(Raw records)

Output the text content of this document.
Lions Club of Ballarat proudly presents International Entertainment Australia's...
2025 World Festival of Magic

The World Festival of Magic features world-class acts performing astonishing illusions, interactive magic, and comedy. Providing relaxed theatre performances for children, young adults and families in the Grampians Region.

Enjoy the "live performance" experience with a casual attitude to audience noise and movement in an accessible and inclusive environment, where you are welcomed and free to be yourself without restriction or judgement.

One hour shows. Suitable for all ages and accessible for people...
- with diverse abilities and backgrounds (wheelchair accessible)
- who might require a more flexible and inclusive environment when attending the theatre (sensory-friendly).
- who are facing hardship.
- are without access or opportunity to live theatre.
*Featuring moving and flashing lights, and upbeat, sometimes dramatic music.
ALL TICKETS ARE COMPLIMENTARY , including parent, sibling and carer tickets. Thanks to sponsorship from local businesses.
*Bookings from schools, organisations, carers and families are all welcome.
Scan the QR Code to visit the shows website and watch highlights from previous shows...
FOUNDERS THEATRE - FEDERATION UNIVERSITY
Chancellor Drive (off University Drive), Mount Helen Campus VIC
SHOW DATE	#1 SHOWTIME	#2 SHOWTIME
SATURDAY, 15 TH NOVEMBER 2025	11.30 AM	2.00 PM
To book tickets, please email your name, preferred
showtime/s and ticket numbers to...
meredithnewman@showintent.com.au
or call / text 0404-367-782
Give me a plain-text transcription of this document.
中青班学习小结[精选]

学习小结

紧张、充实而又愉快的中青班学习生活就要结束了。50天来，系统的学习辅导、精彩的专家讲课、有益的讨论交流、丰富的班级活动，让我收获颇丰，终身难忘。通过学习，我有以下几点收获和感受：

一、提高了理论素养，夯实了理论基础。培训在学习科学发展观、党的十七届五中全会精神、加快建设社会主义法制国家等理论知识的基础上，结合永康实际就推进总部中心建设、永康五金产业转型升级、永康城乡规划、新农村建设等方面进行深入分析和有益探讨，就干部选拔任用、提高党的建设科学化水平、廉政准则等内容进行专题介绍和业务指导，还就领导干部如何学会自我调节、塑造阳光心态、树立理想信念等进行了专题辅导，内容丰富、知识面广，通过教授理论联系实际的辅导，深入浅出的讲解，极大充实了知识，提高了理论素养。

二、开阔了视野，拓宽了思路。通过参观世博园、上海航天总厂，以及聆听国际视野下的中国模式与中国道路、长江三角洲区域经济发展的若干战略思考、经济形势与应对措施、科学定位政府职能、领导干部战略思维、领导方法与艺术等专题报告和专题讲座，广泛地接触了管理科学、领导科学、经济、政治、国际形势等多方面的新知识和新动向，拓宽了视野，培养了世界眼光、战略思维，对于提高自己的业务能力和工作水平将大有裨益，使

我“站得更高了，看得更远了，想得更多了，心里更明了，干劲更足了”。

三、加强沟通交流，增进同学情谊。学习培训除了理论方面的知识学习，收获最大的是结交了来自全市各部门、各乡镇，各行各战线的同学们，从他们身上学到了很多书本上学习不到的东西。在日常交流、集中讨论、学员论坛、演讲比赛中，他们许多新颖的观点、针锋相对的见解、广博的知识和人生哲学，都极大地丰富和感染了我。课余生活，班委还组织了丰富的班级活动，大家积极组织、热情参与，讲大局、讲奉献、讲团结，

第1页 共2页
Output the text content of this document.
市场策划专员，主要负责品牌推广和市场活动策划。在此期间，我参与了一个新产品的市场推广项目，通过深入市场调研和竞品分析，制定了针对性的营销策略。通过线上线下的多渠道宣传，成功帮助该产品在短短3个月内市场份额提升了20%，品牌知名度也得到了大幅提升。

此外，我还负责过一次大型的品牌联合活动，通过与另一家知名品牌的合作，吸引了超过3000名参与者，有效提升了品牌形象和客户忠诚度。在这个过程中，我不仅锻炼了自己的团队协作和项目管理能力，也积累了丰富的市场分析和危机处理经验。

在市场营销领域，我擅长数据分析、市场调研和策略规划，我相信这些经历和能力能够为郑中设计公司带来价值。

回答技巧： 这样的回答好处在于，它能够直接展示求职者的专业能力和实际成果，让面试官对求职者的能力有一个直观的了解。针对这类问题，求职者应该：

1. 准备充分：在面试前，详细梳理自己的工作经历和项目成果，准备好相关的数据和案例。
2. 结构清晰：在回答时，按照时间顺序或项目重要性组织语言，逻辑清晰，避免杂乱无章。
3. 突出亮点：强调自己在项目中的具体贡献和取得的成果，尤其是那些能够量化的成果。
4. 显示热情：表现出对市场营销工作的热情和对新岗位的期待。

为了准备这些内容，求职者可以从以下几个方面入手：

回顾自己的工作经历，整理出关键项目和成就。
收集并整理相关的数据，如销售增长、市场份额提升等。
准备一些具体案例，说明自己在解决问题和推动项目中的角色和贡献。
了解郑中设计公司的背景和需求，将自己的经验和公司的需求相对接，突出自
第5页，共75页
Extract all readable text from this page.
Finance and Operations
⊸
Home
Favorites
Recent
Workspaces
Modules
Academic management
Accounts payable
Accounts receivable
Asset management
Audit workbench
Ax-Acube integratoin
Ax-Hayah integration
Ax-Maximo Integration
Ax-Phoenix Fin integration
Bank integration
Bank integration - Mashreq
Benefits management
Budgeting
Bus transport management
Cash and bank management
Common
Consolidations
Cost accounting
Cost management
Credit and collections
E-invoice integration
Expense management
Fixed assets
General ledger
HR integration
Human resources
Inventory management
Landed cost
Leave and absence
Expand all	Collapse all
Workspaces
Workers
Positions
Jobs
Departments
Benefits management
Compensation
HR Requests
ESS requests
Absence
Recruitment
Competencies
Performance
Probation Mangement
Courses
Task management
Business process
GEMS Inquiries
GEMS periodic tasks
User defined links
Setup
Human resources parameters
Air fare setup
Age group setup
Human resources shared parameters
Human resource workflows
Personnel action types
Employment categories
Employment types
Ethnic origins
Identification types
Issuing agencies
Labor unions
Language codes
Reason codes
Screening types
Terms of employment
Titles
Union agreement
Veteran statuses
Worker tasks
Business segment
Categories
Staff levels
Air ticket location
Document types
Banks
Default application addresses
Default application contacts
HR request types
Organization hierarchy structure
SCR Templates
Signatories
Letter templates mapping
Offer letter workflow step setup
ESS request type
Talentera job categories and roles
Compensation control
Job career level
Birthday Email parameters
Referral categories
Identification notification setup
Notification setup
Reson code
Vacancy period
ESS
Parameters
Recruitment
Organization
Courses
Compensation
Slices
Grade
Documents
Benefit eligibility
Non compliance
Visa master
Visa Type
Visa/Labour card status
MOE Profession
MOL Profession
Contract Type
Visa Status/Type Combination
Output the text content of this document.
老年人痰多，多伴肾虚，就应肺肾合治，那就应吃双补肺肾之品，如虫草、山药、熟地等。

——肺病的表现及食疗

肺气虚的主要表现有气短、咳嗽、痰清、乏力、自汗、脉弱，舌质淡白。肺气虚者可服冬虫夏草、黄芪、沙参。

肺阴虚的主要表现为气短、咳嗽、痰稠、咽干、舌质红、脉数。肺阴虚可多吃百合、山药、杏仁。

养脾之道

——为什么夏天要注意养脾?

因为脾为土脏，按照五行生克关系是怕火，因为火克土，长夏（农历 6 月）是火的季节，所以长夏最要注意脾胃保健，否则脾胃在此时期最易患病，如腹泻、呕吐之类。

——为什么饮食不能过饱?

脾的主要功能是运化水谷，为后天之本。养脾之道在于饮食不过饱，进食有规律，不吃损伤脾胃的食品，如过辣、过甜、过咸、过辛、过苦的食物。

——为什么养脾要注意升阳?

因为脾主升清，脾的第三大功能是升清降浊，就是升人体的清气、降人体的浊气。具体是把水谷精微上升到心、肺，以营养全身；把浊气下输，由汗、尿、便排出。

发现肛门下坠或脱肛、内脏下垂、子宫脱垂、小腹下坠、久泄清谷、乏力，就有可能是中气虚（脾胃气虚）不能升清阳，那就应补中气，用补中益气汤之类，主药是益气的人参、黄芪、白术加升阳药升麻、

To be done:
Show every line above in which the word "inclusive" occurs.

Result for this exercise:
Enjoy the "live performance" experience with a casual attitude to audience noise and movement in an accessible and inclusive environment, where you are welcomed and free to be yourself without restriction or judgement.
- who might require a more flexible and inclusive environment when attending the theatre (sensory-friendly).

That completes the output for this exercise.